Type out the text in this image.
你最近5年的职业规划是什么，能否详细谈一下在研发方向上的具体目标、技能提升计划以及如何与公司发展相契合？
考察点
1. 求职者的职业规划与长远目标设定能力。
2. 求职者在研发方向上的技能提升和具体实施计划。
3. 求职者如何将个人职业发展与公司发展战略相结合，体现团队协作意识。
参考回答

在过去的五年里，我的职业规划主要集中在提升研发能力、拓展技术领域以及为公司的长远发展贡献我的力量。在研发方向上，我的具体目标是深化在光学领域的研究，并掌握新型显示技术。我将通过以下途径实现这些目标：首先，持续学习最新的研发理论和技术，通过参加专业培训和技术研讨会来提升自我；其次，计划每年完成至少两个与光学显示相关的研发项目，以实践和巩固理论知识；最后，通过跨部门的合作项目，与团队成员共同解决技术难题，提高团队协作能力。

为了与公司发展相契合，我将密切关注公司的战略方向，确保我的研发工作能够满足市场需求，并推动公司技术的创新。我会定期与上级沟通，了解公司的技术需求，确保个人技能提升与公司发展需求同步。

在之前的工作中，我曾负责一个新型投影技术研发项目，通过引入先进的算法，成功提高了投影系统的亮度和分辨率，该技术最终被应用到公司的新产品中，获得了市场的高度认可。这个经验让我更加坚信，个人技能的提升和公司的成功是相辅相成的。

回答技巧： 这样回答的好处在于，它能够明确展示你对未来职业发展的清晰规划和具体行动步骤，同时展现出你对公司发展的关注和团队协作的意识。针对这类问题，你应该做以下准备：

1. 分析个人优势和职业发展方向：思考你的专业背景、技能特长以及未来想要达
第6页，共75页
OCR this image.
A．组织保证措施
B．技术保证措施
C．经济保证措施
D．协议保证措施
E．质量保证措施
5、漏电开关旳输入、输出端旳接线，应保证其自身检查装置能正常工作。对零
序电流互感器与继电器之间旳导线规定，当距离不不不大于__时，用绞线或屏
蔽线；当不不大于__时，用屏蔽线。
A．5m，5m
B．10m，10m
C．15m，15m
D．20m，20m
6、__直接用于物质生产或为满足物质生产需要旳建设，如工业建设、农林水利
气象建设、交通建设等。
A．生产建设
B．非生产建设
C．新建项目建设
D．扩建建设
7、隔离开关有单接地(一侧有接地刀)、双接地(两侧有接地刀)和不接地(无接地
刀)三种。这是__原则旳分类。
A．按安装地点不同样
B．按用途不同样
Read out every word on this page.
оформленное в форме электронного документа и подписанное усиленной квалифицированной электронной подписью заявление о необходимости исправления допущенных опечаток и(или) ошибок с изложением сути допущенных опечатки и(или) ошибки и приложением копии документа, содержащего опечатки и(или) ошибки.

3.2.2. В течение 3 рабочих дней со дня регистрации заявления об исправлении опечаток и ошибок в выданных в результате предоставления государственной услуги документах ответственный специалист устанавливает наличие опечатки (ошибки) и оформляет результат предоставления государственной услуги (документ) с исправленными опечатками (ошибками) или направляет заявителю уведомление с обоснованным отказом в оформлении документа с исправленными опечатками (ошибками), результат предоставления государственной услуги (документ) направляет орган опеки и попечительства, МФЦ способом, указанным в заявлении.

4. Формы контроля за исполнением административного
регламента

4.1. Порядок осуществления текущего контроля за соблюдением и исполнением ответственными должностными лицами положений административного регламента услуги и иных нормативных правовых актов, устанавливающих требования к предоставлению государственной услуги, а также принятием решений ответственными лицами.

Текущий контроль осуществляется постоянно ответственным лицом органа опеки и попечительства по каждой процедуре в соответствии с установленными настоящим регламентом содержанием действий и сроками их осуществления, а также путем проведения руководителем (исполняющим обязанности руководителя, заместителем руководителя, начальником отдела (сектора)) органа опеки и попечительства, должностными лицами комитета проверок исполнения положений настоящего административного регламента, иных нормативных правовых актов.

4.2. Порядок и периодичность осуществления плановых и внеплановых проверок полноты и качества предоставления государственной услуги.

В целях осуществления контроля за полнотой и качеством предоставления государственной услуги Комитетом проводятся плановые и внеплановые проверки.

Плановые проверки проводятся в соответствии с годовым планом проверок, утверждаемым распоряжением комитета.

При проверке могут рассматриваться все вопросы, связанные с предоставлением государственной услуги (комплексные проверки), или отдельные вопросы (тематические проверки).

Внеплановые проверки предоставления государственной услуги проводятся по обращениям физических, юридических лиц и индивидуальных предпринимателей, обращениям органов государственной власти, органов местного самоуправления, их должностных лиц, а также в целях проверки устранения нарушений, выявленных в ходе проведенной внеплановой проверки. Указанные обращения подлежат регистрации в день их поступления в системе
━━━━━━
Looking at the records above, work out how many lines include the string "this". Give the number and nothing else.

=== RIGHT ANSWER ===
3